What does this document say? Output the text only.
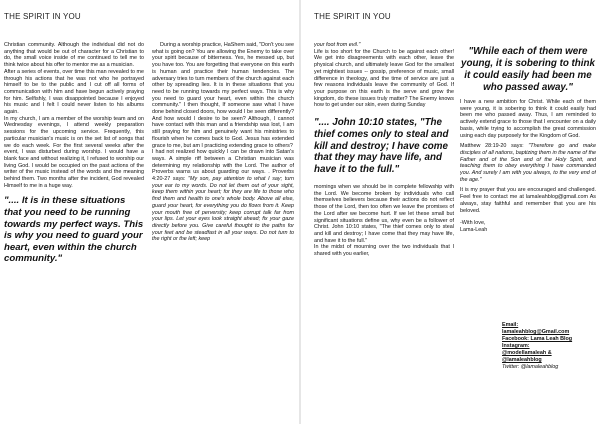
THE SPIRIT IN YOU

Christian community. Although the individual did not do anything that would be out of character for a Christian to do, the small voice inside of me continued to tell me to think twice about his offer to mentor me as a musician.

After a series of events, over time this man revealed to me through his actions that he was not who he portrayed himself to be to the public and I cut off all forms of communication with him and have begun actively praying for him. Selfishly, I was disappointed because I enjoyed his music and I felt I could never listen to his albums again.

In my church, I am a member of the worship team and on Wednesday evenings, I attend weekly preparation sessions for the upcoming service. Frequently, this particular musician's music is on the set list of songs that we do each week. For the first several weeks after the event, I was disturbed during worship. I would have a blank face and without realizing it, I refused to worship our living God. I would be occupied on the past actions of the writer of the music instead of the words and the meaning behind them. Two months after the incident, God revealed Himself to me in a huge way.

".... It is in these situations that you need to be running towards my perfect ways. This is why you need to guard your heart, even within the church community."

During a worship practice, HaShem said, "Don't you see what is going on? You are allowing the Enemy to take over your spirit because of bitterness. Yes, he messed up, but you have too. You are forgetting that everyone on this earth is human and practice their human tendencies. The adversary tries to turn members of the church against each other by spreading lies. It is in these situations that you need to be running towards my perfect ways. This is why you need to guard your heart, even within the church community." I then thought, If someone saw what I have done behind closed doors, how would I be seen differently? And how would I desire to be seen? Although, I cannot have contact with this man and a friendship was lost, I am still praying for him and genuinely want his ministries to flourish when he comes back to God. Jesus has extended grace to me, but am I practicing extending grace to others?

I had not realized how quickly I can be drawn into Satan's ways. A simple riff between a Christian musician was determining my relationship with the Lord. The author of Proverbs warns us about guarding our ways. . Proverbs 4:20-27 says: "My son, pay attention to what I say; turn your ear to my words. Do not let them out of your sight, keep them within your heart; for they are life to those who find them and health to one's whole body. Above all else, guard your heart, for everything you do flows from it. Keep your mouth free of perversity; keep corrupt talk far from your lips. Let your eyes look straight ahead; fix your gaze directly before you. Give careful thought to the paths for your feet and be steadfast in all your ways. Do not turn to the right or the left; keep

THE SPIRIT IN YOU

your foot from evil."

Life is too short for the Church to be against each other! We get into disagreements with each other, leave the physical church, and ultimately leave God for the smallest yet mightiest issues -- gossip, preference of music, small difference in theology, and the time of service are just a few reasons individuals leave the community of God. If your purpose on this earth is the serve and grow the kingdom, do these issues truly matter? The Enemy knows how to get under our skin, even during Sunday

".... John 10:10 states, "The thief comes only to steal and kill and destroy; I have come that they may have life, and have it to the full."

mornings when we should be in complete fellowship with the Lord. We become broken by individuals who call themselves believers because their actions do not reflect those of the Lord, then too often we leave the promises of the Lord after we become hurt. If we let these small but significant situations define us, why even be a follower of Christ. John 10:10 states, "The thief comes only to steal and kill and destroy; I have come that they may have life, and have it to the full."

In the midst of mourning over the two individuals that I shared with you earlier,

"While each of them were young, it is sobering to think it could easily had been me who passed away."

I have a new ambition for Christ. While each of them were young, it is sobering to think it could easily had been me who passed away. Thus, I am reminded to actively extend grace to those that I encounter on a daily basis, while trying to accomplish the great commission using each day purposely for the Kingdom of God.

Matthew 28:19-20 says: "Therefore go and make disciples of all nations, baptizing them in the name of the Father and of the Son and of the Holy Spirit, and teaching them to obey everything I have commanded you. And surely I am with you always, to the very end of the age."

It is my prayer that you are encouraged and challenged. Feel free to contact me at lamaleahblog@gmail.com As always, stay faithful and remember that you are his beloved.

-With love,

Lama-Leah

Email:
lamaleahblog@Gmail.com
Facebook: Lama Leah Blog
Instagram:
@modellamaleah &
@lamaleahblog
Twitter: @lamaleahblog
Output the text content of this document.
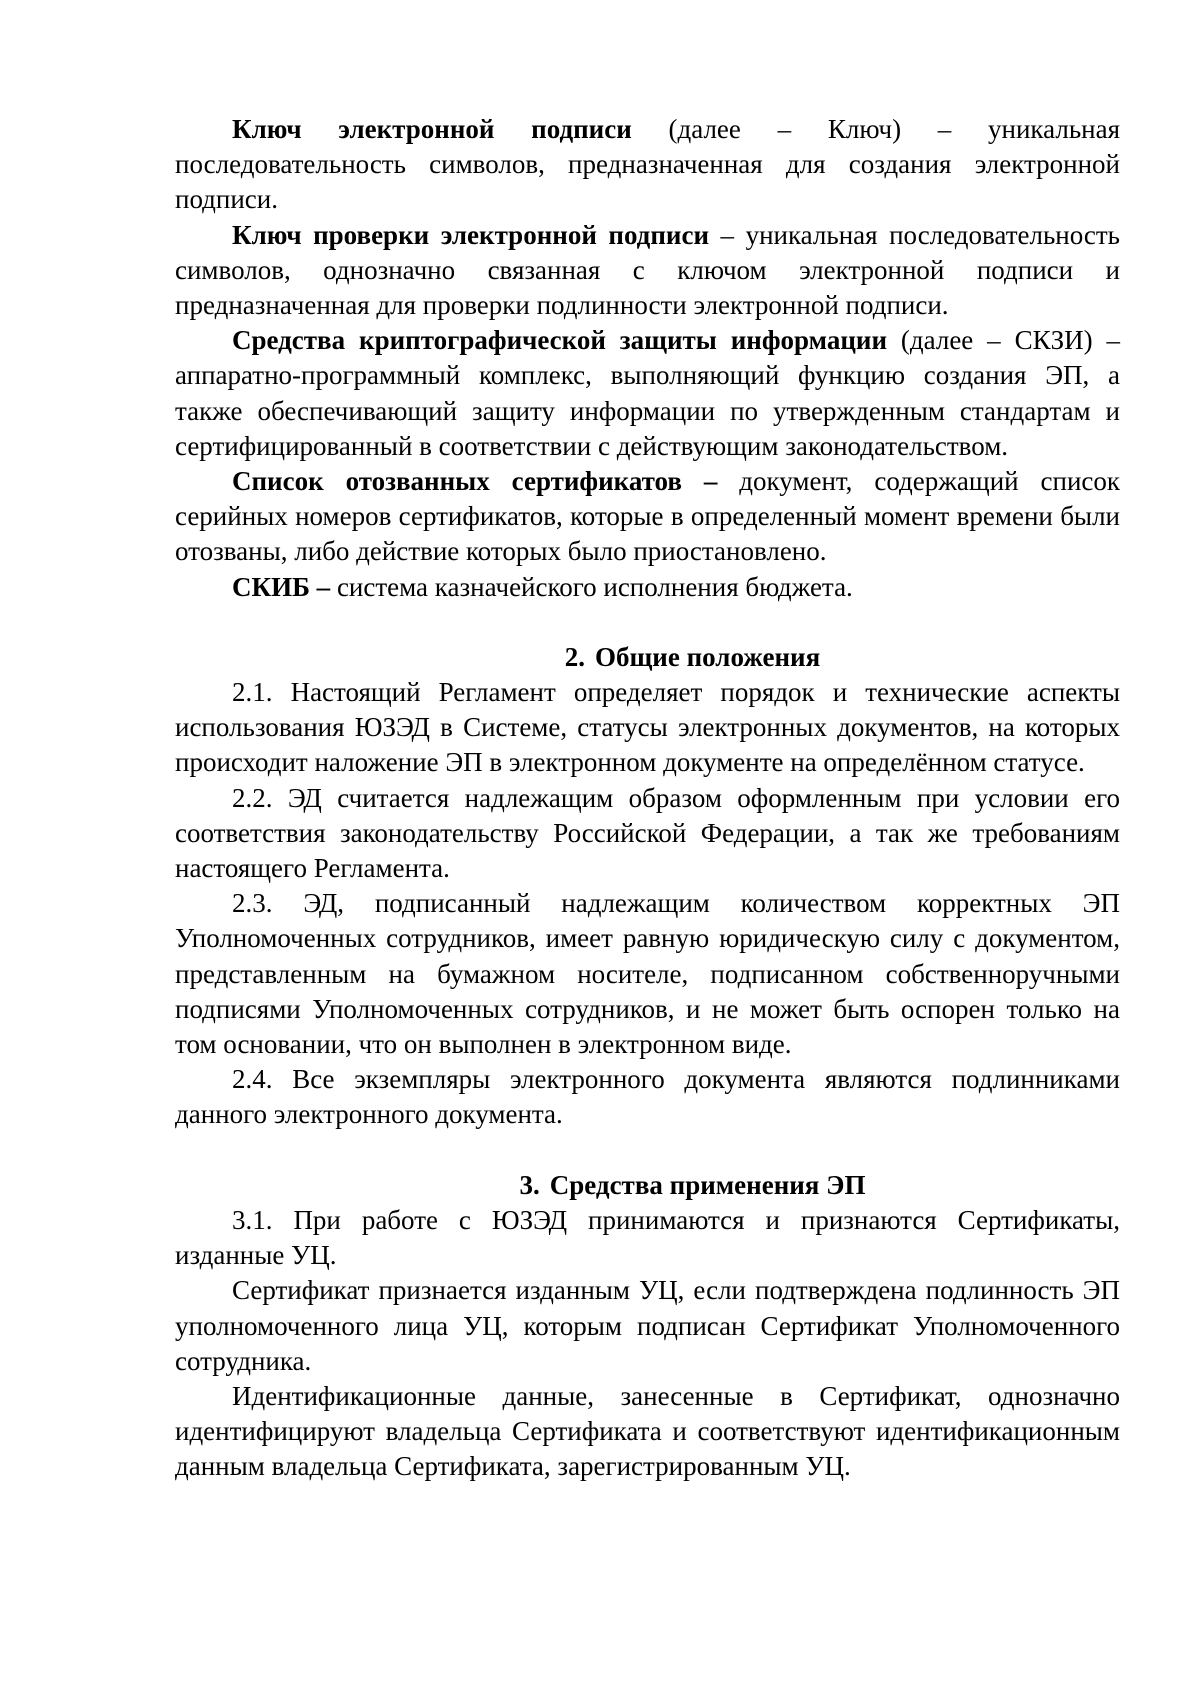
Ключ электронной подписи (далее – Ключ) – уникальная последовательность символов, предназначенная для создания электронной подписи.

Ключ проверки электронной подписи – уникальная последовательность символов, однозначно связанная с ключом электронной подписи и предназначенная для проверки подлинности электронной подписи.

Средства криптографической защиты информации (далее – СКЗИ) – аппаратно-программный комплекс, выполняющий функцию создания ЭП, а также обеспечивающий защиту информации по утвержденным стандартам и сертифицированный в соответствии с действующим законодательством.

Список отозванных сертификатов – документ, содержащий список серийных номеров сертификатов, которые в определенный момент времени были отозваны, либо действие которых было приостановлено.

СКИБ – система казначейского исполнения бюджета.

2. Общие положения

2.1. Настоящий Регламент определяет порядок и технические аспекты использования ЮЗЭД в Системе, статусы электронных документов, на которых происходит наложение ЭП в электронном документе на определённом статусе.

2.2. ЭД считается надлежащим образом оформленным при условии его соответствия законодательству Российской Федерации, а так же требованиям настоящего Регламента.

2.3. ЭД, подписанный надлежащим количеством корректных ЭП Уполномоченных сотрудников, имеет равную юридическую силу с документом, представленным на бумажном носителе, подписанном собственноручными подписями Уполномоченных сотрудников, и не может быть оспорен только на том основании, что он выполнен в электронном виде.

2.4. Все экземпляры электронного документа являются подлинниками данного электронного документа.

3. Средства применения ЭП

3.1. При работе с ЮЗЭД принимаются и признаются Сертификаты, изданные УЦ.

Сертификат признается изданным УЦ, если подтверждена подлинность ЭП уполномоченного лица УЦ, которым подписан Сертификат Уполномоченного сотрудника.

Идентификационные данные, занесенные в Сертификат, однозначно идентифицируют владельца Сертификата и соответствуют идентификационным данным владельца Сертификата, зарегистрированным УЦ.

Exercise objective:
Omit the pictures, then quote the rest of the material above exactly.

Task answer:
What does this document say? Output the text only.
THE SPIRIT IN YOU

Christian community. Although the individual did not do anything that would be out of character for a Christian to do, the small voice inside of me continued to tell me to think twice about his offer to mentor me as a musician.

After a series of events, over time this man revealed to me through his actions that he was not who he portrayed himself to be to the public and I cut off all forms of communication with him and have begun actively praying for him. Selfishly, I was disappointed because I enjoyed his music and I felt I could never listen to his albums again.

In my church, I am a member of the worship team and on Wednesday evenings, I attend weekly preparation sessions for the upcoming service. Frequently, this particular musician's music is on the set list of songs that we do each week. For the first several weeks after the event, I was disturbed during worship. I would have a blank face and without realizing it, I refused to worship our living God. I would be occupied on the past actions of the writer of the music instead of the words and the meaning behind them. Two months after the incident, God revealed Himself to me in a huge way.

".... It is in these situations that you need to be running towards my perfect ways. This is why you need to guard your heart, even within the church community."

During a worship practice, HaShem said, "Don't you see what is going on? You are allowing the Enemy to take over your spirit because of bitterness. Yes, he messed up, but you have too. You are forgetting that everyone on this earth is human and practice their human tendencies. The adversary tries to turn members of the church against each other by spreading lies. It is in these situations that you need to be running towards my perfect ways. This is why you need to guard your heart, even within the church community." I then thought, If someone saw what I have done behind closed doors, how would I be seen differently? And how would I desire to be seen? Although, I cannot have contact with this man and a friendship was lost, I am still praying for him and genuinely want his ministries to flourish when he comes back to God. Jesus has extended grace to me, but am I practicing extending grace to others?

I had not realized how quickly I can be drawn into Satan's ways. A simple riff between a Christian musician was determining my relationship with the Lord. The author of Proverbs warns us about guarding our ways. . Proverbs 4:20-27 says: "My son, pay attention to what I say; turn your ear to my words. Do not let them out of your sight, keep them within your heart; for they are life to those who find them and health to one's whole body. Above all else, guard your heart, for everything you do flows from it. Keep your mouth free of perversity; keep corrupt talk far from your lips. Let your eyes look straight ahead; fix your gaze directly before you. Give careful thought to the paths for your feet and be steadfast in all your ways. Do not turn to the right or the left; keep

THE SPIRIT IN YOU

your foot from evil."

Life is too short for the Church to be against each other! We get into disagreements with each other, leave the physical church, and ultimately leave God for the smallest yet mightiest issues -- gossip, preference of music, small difference in theology, and the time of service are just a few reasons individuals leave the community of God. If your purpose on this earth is the serve and grow the kingdom, do these issues truly matter? The Enemy knows how to get under our skin, even during Sunday

".... John 10:10 states, "The thief comes only to steal and kill and destroy; I have come that they may have life, and have it to the full."

mornings when we should be in complete fellowship with the Lord. We become broken by individuals who call themselves believers because their actions do not reflect those of the Lord, then too often we leave the promises of the Lord after we become hurt. If we let these small but significant situations define us, why even be a follower of Christ. John 10:10 states, "The thief comes only to steal and kill and destroy; I have come that they may have life, and have it to the full."

In the midst of mourning over the two individuals that I shared with you earlier,

"While each of them were young, it is sobering to think it could easily had been me who passed away."

I have a new ambition for Christ. While each of them were young, it is sobering to think it could easily had been me who passed away. Thus, I am reminded to actively extend grace to those that I encounter on a daily basis, while trying to accomplish the great commission using each day purposely for the Kingdom of God.

Matthew 28:19-20 says: "Therefore go and make disciples of all nations, baptizing them in the name of the Father and of the Son and of the Holy Spirit, and teaching them to obey everything I have commanded you. And surely I am with you always, to the very end of the age."

It is my prayer that you are encouraged and challenged. Feel free to contact me at lamaleahblog@gmail.com As always, stay faithful and remember that you are his beloved.

-With love,

Lama-Leah

Email:
lamaleahblog@Gmail.com
Facebook: Lama Leah Blog
Instagram:
@modellamaleah &
@lamaleahblog
Twitter: @lamaleahblog
Output the text content of this document.
Ключ электронной подписи (далее – Ключ) – уникальная последовательность символов, предназначенная для создания электронной подписи.

Ключ проверки электронной подписи – уникальная последовательность символов, однозначно связанная с ключом электронной подписи и предназначенная для проверки подлинности электронной подписи.

Средства криптографической защиты информации (далее – СКЗИ) – аппаратно-программный комплекс, выполняющий функцию создания ЭП, а также обеспечивающий защиту информации по утвержденным стандартам и сертифицированный в соответствии с действующим законодательством.

Список отозванных сертификатов – документ, содержащий список серийных номеров сертификатов, которые в определенный момент времени были отозваны, либо действие которых было приостановлено.

СКИБ – система казначейского исполнения бюджета.

2. Общие положения

2.1. Настоящий Регламент определяет порядок и технические аспекты использования ЮЗЭД в Системе, статусы электронных документов, на которых происходит наложение ЭП в электронном документе на определённом статусе.

2.2. ЭД считается надлежащим образом оформленным при условии его соответствия законодательству Российской Федерации, а так же требованиям настоящего Регламента.

2.3. ЭД, подписанный надлежащим количеством корректных ЭП Уполномоченных сотрудников, имеет равную юридическую силу с документом, представленным на бумажном носителе, подписанном собственноручными подписями Уполномоченных сотрудников, и не может быть оспорен только на том основании, что он выполнен в электронном виде.

2.4. Все экземпляры электронного документа являются подлинниками данного электронного документа.

3. Средства применения ЭП

3.1. При работе с ЮЗЭД принимаются и признаются Сертификаты, изданные УЦ.

Сертификат признается изданным УЦ, если подтверждена подлинность ЭП уполномоченного лица УЦ, которым подписан Сертификат Уполномоченного сотрудника.

Идентификационные данные, занесенные в Сертификат, однозначно идентифицируют владельца Сертификата и соответствуют идентификационным данным владельца Сертификата, зарегистрированным УЦ.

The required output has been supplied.